- _What to do_
Restate the complete material exactly.

++++ Materials provided ++++

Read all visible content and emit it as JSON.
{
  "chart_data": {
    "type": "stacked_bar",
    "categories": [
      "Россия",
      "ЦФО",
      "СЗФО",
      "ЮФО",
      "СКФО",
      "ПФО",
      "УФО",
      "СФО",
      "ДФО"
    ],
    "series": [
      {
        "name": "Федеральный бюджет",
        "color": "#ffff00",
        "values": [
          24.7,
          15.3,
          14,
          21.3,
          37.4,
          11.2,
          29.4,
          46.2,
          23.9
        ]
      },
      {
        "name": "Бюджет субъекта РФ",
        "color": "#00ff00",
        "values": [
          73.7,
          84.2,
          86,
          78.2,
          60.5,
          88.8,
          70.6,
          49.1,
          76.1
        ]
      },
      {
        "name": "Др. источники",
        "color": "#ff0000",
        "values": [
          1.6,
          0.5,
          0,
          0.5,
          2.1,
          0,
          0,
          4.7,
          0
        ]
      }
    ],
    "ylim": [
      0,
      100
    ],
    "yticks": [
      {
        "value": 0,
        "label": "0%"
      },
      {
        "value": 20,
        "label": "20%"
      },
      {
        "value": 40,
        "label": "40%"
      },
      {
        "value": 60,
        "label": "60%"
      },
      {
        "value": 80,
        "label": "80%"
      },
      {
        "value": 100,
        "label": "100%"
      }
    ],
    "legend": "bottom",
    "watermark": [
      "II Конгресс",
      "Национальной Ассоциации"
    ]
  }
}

++++

- _Response_
Read all visible content and emit it as JSON.
{
  "chart_data": {
    "type": "stacked_bar",
    "categories": [
      "Россия",
      "ЦФО",
      "СЗФО",
      "ЮФО",
      "СКФО",
      "ПФО",
      "УФО",
      "СФО",
      "ДФО"
    ],
    "series": [
      {
        "name": "Федеральный бюджет",
        "color": "#ffff00",
        "values": [
          24.7,
          15.3,
          14,
          21.3,
          37.4,
          11.2,
          29.4,
          46.2,
          23.9
        ]
      },
      {
        "name": "Бюджет субъекта РФ",
        "color": "#00ff00",
        "values": [
          73.7,
          84.2,
          86,
          78.2,
          60.5,
          88.8,
          70.6,
          49.1,
          76.1
        ]
      },
      {
        "name": "Др. источники",
        "color": "#ff0000",
        "values": [
          1.6,
          0.5,
          0,
          0.5,
          2.1,
          0,
          0,
          4.7,
          0
        ]
      }
    ],
    "ylim": [
      0,
      100
    ],
    "yticks": [
      {
        "value": 0,
        "label": "0%"
      },
      {
        "value": 20,
        "label": "20%"
      },
      {
        "value": 40,
        "label": "40%"
      },
      {
        "value": 60,
        "label": "60%"
      },
      {
        "value": 80,
        "label": "80%"
      },
      {
        "value": 100,
        "label": "100%"
      }
    ],
    "legend": "bottom",
    "watermark": [
      "II Конгресс",
      "Национальной Ассоциации"
    ]
  }
}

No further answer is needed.